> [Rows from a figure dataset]
========

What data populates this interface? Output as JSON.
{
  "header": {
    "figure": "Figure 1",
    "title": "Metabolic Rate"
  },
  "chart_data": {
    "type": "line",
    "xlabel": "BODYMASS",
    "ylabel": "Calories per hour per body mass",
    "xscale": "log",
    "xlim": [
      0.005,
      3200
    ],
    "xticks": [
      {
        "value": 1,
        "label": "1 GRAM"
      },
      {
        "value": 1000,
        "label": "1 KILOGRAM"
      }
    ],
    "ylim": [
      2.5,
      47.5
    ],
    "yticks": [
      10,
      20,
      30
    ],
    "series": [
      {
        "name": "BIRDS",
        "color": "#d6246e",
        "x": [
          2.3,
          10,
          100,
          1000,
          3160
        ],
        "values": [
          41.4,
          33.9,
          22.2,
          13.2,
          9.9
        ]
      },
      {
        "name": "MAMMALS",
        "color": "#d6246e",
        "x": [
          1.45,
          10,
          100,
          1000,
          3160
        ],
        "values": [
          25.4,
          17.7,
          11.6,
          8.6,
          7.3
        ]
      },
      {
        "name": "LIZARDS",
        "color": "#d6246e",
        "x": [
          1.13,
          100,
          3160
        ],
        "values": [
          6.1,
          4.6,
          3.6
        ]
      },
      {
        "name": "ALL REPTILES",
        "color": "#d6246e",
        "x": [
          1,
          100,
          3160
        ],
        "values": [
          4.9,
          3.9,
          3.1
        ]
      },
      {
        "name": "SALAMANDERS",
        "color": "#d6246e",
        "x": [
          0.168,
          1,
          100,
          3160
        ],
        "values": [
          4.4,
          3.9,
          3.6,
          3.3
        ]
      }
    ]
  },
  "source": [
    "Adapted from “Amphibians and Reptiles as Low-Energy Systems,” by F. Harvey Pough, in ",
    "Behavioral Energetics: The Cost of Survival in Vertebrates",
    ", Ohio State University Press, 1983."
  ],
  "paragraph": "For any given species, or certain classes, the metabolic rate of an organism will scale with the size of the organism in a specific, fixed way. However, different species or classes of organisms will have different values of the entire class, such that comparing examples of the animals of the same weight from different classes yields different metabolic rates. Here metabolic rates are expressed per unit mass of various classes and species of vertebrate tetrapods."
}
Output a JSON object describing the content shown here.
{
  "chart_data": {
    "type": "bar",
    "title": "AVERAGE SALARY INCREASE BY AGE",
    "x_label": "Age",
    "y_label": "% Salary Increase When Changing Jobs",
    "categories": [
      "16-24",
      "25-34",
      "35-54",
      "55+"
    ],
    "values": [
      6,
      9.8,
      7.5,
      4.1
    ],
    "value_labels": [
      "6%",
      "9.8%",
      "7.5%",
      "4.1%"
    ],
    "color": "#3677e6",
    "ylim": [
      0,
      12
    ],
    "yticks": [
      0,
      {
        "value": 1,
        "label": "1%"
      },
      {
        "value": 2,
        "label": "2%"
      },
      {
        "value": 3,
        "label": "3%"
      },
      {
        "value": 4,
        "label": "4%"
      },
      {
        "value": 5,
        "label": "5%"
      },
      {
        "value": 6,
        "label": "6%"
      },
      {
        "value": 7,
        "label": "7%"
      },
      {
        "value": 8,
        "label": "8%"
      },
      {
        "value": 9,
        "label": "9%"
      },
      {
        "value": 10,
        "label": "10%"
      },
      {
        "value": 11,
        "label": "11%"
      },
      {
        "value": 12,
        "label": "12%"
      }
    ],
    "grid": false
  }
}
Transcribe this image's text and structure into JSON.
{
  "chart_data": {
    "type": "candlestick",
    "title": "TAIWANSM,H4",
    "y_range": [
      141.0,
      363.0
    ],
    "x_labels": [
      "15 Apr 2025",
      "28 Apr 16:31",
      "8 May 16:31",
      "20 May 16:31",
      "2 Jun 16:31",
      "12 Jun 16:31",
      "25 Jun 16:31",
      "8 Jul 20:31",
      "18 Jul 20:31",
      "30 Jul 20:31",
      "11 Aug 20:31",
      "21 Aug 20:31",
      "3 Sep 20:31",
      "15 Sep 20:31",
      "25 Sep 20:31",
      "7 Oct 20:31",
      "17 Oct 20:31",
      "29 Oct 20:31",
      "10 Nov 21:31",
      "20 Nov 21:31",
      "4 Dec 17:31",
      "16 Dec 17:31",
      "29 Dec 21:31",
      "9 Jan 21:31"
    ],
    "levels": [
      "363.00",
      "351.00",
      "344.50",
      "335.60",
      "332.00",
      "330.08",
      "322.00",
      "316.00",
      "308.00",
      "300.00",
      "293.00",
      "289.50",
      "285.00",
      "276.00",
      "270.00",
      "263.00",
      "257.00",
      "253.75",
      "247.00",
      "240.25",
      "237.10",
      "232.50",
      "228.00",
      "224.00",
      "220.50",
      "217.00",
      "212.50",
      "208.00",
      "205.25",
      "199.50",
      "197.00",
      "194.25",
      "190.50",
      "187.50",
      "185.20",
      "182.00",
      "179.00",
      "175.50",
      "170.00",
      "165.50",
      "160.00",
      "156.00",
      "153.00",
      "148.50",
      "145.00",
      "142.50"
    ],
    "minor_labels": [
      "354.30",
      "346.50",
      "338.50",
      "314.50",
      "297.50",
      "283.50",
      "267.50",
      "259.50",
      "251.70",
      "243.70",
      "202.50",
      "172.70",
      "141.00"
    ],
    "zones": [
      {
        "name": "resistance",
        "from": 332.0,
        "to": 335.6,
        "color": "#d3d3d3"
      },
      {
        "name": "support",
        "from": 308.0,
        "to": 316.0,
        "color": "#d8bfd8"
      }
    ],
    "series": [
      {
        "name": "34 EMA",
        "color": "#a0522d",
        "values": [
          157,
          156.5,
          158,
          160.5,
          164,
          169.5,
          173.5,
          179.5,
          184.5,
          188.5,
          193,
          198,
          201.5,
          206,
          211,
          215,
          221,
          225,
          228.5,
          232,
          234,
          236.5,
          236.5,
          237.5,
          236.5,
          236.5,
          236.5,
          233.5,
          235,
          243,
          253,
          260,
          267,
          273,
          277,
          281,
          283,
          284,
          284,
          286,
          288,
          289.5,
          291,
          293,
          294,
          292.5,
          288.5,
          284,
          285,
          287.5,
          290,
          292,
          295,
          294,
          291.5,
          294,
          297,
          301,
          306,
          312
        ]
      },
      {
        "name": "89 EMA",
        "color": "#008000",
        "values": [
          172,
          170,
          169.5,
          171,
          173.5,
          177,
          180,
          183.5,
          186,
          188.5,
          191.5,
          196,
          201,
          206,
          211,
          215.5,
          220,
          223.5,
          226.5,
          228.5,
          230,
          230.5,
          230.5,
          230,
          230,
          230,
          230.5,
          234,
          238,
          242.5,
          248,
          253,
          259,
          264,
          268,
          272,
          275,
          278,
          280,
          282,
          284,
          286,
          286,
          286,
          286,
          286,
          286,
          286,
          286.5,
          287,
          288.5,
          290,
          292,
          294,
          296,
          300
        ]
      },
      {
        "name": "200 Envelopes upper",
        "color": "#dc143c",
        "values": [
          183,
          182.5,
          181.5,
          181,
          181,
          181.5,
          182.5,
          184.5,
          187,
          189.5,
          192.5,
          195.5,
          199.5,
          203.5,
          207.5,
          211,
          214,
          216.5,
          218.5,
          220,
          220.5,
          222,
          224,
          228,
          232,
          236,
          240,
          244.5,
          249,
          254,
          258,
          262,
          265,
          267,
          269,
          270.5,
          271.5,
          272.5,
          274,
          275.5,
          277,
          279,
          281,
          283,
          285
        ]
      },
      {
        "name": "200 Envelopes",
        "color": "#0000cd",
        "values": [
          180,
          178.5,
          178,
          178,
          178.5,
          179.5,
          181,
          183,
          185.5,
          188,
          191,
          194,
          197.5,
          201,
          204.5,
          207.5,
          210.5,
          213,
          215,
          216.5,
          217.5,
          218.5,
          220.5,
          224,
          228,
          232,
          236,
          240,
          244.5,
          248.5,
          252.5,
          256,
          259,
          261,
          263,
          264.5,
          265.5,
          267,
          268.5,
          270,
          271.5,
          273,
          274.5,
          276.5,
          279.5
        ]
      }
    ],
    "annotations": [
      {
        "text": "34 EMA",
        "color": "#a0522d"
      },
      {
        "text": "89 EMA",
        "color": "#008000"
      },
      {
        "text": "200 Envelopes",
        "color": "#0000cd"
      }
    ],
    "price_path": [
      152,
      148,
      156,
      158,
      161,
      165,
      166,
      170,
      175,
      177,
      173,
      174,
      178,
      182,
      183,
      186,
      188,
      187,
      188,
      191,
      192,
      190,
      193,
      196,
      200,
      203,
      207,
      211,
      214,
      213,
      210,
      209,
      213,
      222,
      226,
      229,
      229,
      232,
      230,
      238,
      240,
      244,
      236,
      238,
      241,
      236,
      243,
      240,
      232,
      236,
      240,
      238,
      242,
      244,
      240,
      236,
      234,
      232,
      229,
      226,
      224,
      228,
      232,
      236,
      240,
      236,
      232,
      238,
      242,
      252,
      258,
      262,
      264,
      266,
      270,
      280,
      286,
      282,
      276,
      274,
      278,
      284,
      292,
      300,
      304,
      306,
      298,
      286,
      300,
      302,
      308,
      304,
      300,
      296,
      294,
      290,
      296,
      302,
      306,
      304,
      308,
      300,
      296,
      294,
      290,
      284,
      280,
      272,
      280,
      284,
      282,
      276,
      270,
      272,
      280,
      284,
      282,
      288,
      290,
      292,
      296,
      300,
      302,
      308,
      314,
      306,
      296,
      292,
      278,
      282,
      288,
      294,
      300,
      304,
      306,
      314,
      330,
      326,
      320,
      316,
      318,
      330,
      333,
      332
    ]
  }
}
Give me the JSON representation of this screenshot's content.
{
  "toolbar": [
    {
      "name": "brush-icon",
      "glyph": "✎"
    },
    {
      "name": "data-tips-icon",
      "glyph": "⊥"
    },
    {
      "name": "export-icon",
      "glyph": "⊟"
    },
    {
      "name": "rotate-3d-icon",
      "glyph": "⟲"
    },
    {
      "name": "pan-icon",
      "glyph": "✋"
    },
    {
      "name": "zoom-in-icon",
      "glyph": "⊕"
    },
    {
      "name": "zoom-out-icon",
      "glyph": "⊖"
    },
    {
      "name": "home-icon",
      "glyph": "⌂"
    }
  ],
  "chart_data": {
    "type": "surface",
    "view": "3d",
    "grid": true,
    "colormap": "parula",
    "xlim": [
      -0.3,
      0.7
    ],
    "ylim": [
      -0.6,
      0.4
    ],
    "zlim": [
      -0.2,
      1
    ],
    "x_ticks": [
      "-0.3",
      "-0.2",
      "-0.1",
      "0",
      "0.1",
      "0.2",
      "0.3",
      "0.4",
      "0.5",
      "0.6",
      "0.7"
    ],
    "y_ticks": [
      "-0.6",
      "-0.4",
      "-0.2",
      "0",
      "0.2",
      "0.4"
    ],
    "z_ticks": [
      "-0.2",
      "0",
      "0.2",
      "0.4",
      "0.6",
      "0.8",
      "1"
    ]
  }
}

========

> [Given task]
Check each line of the records for the word "this", and show the lines that contain it.

> [Solution to the problem]
What data populates this interface? Output as JSON.
Transcribe this image's text and structure into JSON.
Give me the JSON representation of this screenshot's content.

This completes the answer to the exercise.